Exact repetition of every entry is required.

======== The data ========

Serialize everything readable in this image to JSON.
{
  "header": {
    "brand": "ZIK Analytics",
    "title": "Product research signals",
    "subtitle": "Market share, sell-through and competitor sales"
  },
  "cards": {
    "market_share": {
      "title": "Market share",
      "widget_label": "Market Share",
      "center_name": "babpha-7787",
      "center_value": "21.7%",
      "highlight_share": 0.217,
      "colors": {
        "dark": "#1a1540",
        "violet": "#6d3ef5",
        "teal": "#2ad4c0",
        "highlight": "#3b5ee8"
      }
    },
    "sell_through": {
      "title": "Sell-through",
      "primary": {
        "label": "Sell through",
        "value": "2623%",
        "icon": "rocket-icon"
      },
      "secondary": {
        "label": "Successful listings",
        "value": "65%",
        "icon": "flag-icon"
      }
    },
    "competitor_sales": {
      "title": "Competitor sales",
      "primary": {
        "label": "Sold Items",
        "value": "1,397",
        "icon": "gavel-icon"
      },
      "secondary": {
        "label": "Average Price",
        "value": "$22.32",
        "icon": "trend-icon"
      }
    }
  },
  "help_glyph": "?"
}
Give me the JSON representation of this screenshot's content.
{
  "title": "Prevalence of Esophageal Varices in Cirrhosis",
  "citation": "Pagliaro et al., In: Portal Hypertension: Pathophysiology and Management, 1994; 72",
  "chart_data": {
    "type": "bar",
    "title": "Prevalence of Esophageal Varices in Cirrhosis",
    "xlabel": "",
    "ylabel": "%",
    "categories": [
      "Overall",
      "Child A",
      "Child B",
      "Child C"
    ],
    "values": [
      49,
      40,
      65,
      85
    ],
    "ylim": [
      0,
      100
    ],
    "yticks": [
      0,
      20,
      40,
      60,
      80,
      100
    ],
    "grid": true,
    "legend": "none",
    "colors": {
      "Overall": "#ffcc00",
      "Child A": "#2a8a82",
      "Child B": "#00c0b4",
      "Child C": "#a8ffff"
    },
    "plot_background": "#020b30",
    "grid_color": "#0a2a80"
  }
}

========

Output for this task:
Serialize everything readable in this image to JSON.
{
  "header": {
    "brand": "ZIK Analytics",
    "title": "Product research signals",
    "subtitle": "Market share, sell-through and competitor sales"
  },
  "cards": {
    "market_share": {
      "title": "Market share",
      "widget_label": "Market Share",
      "center_name": "babpha-7787",
      "center_value": "21.7%",
      "highlight_share": 0.217,
      "colors": {
        "dark": "#1a1540",
        "violet": "#6d3ef5",
        "teal": "#2ad4c0",
        "highlight": "#3b5ee8"
      }
    },
    "sell_through": {
      "title": "Sell-through",
      "primary": {
        "label": "Sell through",
        "value": "2623%",
        "icon": "rocket-icon"
      },
      "secondary": {
        "label": "Successful listings",
        "value": "65%",
        "icon": "flag-icon"
      }
    },
    "competitor_sales": {
      "title": "Competitor sales",
      "primary": {
        "label": "Sold Items",
        "value": "1,397",
        "icon": "gavel-icon"
      },
      "secondary": {
        "label": "Average Price",
        "value": "$22.32",
        "icon": "trend-icon"
      }
    }
  },
  "help_glyph": "?"
}
Give me the JSON representation of this screenshot's content.
{
  "title": "Prevalence of Esophageal Varices in Cirrhosis",
  "citation": "Pagliaro et al., In: Portal Hypertension: Pathophysiology and Management, 1994; 72",
  "chart_data": {
    "type": "bar",
    "title": "Prevalence of Esophageal Varices in Cirrhosis",
    "xlabel": "",
    "ylabel": "%",
    "categories": [
      "Overall",
      "Child A",
      "Child B",
      "Child C"
    ],
    "values": [
      49,
      40,
      65,
      85
    ],
    "ylim": [
      0,
      100
    ],
    "yticks": [
      0,
      20,
      40,
      60,
      80,
      100
    ],
    "grid": true,
    "legend": "none",
    "colors": {
      "Overall": "#ffcc00",
      "Child A": "#2a8a82",
      "Child B": "#00c0b4",
      "Child C": "#a8ffff"
    },
    "plot_background": "#020b30",
    "grid_color": "#0a2a80"
  }
}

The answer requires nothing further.